- **Aim of the task**: Of the lines listed below, how many contain the string "this"? Answer with the number alone.

- **Data entries**:
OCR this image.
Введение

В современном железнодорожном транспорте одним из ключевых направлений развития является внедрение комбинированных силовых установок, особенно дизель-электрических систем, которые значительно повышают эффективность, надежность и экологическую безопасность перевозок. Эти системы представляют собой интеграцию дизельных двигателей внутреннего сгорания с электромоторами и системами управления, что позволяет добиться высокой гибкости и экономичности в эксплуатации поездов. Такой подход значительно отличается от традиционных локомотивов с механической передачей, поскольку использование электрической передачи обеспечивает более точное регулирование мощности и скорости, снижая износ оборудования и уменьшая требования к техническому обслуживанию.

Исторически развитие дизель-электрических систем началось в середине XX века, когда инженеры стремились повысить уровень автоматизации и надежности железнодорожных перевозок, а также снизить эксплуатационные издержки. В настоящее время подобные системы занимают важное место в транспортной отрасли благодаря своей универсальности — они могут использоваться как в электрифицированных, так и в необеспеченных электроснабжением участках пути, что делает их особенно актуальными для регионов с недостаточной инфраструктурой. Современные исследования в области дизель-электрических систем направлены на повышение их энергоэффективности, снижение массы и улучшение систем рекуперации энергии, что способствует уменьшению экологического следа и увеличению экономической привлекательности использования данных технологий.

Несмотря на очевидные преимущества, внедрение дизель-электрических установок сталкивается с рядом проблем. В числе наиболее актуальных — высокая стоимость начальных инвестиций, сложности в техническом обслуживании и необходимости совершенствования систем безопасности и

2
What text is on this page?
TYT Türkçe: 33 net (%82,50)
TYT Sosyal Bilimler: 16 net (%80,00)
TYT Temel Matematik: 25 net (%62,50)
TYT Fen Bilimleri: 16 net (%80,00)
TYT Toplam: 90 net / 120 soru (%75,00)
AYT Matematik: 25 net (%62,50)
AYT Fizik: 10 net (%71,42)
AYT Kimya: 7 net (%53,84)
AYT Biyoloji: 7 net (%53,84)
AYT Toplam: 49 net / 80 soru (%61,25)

- **Written answer**: 2